TASK STATEMENT
Find the string "this" in the data, then copy every line where it is found.

(Records from a dataset)
━━━━━━━━━━

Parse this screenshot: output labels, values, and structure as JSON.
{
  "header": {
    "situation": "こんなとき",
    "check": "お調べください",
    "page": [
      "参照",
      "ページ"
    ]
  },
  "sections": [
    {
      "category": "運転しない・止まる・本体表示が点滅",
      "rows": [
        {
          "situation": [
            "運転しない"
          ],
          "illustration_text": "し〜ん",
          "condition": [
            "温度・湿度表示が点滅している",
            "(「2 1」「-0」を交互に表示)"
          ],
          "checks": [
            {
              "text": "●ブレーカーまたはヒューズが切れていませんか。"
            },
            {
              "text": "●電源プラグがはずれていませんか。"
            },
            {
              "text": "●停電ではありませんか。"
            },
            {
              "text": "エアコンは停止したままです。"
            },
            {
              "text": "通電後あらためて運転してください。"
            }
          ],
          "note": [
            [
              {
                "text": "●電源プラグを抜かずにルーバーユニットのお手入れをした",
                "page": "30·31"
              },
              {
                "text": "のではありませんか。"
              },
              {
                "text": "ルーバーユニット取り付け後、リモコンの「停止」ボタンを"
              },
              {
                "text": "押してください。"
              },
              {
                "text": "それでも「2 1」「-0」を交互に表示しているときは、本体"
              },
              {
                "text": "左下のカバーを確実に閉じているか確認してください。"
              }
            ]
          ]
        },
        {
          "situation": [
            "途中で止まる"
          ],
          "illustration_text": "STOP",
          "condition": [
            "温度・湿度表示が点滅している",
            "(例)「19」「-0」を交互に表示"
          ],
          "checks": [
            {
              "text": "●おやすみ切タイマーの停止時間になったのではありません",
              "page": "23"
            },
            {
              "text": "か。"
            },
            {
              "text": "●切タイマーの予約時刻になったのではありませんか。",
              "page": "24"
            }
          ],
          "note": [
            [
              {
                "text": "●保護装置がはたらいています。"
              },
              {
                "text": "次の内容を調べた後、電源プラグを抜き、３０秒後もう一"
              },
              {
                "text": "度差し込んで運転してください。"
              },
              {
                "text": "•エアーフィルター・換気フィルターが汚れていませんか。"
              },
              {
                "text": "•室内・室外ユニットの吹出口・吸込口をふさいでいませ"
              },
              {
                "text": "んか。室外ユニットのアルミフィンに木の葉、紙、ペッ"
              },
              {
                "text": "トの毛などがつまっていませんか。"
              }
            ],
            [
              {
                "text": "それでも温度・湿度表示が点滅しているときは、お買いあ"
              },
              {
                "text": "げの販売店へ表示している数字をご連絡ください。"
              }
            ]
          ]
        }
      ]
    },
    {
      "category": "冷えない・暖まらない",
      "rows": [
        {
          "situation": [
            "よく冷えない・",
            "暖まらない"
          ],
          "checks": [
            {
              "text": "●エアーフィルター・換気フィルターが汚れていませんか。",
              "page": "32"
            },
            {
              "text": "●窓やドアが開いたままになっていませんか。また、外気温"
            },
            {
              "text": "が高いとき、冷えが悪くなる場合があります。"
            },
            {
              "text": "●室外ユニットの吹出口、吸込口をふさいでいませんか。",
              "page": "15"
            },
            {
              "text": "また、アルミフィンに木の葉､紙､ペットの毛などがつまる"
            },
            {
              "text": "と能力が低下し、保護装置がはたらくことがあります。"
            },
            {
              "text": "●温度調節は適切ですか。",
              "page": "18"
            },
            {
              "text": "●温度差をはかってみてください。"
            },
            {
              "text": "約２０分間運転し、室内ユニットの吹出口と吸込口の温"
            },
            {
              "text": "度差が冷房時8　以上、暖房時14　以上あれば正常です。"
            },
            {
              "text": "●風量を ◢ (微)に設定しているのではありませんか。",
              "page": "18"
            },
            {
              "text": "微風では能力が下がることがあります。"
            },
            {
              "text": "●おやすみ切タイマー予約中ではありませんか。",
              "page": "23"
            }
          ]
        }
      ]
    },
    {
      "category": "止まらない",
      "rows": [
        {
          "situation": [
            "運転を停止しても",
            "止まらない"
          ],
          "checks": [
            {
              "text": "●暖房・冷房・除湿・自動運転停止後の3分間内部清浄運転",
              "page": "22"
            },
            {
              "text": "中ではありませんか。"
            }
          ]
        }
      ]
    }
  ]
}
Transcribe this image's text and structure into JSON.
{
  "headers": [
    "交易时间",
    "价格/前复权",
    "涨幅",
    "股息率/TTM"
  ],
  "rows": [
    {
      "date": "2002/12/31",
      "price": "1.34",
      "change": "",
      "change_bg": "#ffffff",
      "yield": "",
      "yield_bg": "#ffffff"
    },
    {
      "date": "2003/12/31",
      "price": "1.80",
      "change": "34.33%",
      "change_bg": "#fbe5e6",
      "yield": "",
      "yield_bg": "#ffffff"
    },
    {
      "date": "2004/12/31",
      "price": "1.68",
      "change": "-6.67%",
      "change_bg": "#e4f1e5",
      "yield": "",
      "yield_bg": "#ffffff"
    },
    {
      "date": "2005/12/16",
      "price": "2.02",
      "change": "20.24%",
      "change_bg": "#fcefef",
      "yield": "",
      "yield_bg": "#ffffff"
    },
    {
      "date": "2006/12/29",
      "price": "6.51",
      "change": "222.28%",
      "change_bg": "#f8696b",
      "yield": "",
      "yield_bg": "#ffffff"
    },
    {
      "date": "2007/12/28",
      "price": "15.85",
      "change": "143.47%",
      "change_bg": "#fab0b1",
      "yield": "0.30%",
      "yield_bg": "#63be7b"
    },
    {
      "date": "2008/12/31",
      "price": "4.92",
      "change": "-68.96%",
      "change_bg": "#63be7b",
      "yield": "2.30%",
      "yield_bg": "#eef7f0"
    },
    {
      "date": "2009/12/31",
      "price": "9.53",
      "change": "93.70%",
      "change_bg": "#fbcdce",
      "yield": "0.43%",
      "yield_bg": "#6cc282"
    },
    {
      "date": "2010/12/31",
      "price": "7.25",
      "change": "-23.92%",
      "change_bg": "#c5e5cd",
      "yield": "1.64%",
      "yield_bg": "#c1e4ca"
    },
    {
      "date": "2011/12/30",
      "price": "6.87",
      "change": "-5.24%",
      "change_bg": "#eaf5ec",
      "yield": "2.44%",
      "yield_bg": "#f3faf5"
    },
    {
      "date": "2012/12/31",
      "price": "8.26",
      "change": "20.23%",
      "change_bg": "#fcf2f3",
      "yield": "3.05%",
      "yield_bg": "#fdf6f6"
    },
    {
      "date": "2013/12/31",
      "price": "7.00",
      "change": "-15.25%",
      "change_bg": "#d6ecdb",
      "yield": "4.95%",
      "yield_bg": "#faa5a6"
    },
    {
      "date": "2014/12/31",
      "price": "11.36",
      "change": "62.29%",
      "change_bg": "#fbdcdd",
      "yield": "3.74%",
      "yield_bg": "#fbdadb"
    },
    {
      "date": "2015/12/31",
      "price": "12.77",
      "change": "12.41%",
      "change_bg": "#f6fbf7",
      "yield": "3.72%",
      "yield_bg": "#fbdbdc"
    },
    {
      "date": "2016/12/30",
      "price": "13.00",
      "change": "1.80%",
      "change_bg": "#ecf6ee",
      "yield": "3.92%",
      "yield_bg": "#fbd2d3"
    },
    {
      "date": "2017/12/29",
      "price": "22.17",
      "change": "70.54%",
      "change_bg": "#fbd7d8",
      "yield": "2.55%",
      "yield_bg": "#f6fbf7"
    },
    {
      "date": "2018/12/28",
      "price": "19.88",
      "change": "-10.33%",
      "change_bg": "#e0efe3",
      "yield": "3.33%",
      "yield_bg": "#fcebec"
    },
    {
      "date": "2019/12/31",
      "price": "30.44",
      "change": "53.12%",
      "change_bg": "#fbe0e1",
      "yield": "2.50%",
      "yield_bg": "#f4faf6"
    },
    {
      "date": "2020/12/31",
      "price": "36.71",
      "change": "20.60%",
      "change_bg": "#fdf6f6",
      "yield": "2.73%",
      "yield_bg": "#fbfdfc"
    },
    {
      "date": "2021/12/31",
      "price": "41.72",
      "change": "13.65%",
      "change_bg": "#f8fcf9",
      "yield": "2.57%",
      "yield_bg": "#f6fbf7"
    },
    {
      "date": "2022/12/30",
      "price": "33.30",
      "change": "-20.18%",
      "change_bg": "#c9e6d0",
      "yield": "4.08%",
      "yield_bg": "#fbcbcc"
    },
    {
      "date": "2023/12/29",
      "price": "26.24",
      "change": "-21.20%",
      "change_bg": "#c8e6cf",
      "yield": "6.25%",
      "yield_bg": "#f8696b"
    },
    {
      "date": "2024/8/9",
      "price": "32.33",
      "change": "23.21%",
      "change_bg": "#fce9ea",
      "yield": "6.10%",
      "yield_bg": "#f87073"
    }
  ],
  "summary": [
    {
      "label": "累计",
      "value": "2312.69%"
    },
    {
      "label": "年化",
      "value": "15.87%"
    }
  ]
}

━━━━━━━━━━

FINISHED ANSWER
Parse this screenshot: output labels, values, and structure as JSON.
Transcribe this image's text and structure into JSON.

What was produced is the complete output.